>> start RECORDS FOR THE EXERCISE
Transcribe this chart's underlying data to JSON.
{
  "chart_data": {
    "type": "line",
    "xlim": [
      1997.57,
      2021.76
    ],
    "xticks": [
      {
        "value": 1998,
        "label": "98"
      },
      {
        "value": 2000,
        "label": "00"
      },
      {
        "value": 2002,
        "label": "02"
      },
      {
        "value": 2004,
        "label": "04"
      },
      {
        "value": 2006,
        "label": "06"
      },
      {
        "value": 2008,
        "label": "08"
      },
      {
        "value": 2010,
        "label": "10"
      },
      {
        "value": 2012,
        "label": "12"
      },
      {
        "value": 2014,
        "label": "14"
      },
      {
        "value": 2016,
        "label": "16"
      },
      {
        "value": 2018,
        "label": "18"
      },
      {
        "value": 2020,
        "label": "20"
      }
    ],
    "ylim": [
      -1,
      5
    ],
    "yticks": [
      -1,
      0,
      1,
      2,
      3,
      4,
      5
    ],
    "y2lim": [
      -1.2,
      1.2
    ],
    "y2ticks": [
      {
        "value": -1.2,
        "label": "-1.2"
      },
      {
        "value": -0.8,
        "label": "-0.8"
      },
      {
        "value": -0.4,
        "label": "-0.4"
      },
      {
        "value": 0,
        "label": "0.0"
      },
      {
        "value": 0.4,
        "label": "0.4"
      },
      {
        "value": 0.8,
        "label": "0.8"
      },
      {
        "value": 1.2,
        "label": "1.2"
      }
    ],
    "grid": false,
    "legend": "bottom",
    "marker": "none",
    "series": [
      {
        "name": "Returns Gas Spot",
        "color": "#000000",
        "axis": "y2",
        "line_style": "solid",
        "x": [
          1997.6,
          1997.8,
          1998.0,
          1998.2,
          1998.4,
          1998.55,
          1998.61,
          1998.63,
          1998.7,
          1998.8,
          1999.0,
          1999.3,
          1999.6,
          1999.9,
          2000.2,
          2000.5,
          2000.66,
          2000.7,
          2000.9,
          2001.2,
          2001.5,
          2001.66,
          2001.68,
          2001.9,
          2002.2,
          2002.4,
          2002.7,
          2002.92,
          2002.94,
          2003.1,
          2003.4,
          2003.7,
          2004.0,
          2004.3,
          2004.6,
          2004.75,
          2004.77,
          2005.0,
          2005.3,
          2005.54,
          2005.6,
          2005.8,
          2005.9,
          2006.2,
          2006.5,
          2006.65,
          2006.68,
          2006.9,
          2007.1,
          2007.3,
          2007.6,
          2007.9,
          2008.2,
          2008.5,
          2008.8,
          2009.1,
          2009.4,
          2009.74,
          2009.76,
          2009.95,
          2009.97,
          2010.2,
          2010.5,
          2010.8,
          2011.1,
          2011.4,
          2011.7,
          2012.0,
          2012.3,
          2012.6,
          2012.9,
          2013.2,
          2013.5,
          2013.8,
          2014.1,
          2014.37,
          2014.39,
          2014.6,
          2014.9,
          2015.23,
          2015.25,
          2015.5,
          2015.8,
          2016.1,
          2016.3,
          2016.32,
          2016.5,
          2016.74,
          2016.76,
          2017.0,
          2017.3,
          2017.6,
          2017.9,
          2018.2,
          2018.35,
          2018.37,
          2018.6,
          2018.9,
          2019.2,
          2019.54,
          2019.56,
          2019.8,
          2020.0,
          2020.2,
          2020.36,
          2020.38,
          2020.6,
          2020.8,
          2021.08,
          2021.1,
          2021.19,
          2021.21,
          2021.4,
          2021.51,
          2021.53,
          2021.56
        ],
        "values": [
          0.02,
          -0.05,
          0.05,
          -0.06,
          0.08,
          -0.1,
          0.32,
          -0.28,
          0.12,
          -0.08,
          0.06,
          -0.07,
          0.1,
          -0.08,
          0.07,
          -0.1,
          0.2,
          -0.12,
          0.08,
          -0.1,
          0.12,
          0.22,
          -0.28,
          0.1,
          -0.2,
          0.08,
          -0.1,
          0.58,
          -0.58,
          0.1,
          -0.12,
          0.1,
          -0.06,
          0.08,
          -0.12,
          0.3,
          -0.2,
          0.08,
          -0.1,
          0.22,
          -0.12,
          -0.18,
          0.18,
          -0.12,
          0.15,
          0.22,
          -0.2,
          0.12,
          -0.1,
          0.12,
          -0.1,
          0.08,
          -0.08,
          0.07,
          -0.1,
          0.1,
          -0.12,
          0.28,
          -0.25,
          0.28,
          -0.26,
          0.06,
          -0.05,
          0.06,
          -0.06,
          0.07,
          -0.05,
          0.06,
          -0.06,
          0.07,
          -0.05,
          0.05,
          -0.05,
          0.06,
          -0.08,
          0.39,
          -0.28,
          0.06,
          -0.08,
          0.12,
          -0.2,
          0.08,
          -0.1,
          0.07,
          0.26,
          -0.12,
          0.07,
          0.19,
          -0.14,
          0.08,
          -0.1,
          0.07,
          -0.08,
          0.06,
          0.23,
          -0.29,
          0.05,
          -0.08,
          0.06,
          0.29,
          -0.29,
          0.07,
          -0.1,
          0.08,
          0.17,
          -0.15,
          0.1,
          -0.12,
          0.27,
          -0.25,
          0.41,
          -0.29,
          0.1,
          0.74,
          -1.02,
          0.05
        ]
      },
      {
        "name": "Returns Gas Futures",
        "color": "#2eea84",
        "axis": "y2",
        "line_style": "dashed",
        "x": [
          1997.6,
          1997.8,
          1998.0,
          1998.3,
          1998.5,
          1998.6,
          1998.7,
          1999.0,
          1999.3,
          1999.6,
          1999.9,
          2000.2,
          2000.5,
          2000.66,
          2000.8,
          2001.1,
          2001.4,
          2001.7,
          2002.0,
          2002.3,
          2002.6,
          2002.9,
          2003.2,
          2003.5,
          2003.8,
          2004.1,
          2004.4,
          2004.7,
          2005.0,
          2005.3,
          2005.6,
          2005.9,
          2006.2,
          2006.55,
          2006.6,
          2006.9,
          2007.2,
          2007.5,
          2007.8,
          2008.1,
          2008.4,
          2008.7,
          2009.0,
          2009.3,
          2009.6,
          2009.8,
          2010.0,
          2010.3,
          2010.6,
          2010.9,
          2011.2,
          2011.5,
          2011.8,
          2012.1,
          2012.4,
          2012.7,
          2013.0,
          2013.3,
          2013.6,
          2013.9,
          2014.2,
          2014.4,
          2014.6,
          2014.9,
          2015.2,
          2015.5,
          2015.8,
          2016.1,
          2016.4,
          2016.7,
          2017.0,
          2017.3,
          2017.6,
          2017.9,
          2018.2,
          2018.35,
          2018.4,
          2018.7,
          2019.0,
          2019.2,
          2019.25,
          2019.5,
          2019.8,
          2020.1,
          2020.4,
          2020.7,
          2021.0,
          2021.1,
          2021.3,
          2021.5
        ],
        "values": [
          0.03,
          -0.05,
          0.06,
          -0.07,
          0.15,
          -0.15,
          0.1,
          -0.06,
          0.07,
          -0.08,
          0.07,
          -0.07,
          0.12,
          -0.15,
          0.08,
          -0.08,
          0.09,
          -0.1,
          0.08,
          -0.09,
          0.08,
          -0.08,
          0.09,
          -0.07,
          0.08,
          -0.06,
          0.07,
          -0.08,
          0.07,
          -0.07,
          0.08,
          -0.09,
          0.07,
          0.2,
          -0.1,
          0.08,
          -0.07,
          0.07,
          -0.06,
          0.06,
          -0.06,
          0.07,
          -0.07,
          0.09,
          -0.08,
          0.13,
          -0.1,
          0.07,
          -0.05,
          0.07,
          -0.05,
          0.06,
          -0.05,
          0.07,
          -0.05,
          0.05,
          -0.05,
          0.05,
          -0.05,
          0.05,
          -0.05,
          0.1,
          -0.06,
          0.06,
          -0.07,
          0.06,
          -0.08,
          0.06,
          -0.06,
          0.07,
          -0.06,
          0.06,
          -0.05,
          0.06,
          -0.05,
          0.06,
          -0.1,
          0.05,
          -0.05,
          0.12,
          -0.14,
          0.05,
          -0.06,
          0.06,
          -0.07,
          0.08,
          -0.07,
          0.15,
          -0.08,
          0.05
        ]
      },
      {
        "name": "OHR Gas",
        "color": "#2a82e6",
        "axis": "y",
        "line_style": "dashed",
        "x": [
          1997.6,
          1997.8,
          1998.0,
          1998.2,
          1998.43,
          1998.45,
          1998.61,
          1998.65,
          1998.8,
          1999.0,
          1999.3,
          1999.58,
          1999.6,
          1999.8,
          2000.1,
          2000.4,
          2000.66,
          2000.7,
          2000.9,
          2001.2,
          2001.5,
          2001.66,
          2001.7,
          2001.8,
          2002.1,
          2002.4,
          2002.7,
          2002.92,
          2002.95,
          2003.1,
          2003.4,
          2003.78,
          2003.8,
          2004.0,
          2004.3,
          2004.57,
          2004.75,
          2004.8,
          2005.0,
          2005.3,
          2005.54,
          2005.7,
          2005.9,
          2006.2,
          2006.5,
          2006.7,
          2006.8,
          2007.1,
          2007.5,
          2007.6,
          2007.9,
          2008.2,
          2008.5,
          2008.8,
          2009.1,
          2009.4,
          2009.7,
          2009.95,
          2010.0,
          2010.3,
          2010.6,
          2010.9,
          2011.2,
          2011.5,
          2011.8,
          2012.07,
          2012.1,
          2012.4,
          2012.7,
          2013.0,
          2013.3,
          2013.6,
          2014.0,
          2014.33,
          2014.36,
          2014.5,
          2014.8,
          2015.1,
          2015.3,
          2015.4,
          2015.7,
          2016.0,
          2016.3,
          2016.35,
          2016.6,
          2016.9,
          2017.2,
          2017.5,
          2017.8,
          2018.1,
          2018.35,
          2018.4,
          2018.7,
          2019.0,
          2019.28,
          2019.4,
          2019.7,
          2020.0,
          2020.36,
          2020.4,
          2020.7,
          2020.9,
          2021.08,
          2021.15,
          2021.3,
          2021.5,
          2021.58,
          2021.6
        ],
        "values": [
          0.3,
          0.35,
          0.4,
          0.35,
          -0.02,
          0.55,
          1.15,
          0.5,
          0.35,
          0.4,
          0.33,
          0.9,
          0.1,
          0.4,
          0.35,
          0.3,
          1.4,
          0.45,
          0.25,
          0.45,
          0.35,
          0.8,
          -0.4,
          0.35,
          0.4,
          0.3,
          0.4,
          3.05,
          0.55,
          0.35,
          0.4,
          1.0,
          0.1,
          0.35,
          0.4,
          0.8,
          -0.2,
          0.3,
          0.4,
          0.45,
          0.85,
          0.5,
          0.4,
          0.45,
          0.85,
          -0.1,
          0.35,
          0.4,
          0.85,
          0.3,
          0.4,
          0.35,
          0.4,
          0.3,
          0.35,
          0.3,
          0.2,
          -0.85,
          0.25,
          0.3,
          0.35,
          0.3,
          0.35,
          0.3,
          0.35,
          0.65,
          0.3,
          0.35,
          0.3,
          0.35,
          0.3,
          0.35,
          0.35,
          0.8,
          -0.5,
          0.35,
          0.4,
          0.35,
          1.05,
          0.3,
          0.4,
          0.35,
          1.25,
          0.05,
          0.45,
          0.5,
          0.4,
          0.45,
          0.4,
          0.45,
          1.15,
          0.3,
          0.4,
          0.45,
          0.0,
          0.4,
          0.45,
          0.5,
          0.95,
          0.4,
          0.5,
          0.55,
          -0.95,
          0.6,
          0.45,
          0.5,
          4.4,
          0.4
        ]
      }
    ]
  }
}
>> end RECORDS FOR THE EXERCISE
### [TASK STATEMENT]
Which lines hold the word "Returns"? Copy all of them.

### [RESPONSE FOR THIS EXERCISE]
        "name": "Returns Gas Spot",
        "name": "Returns Gas Futures",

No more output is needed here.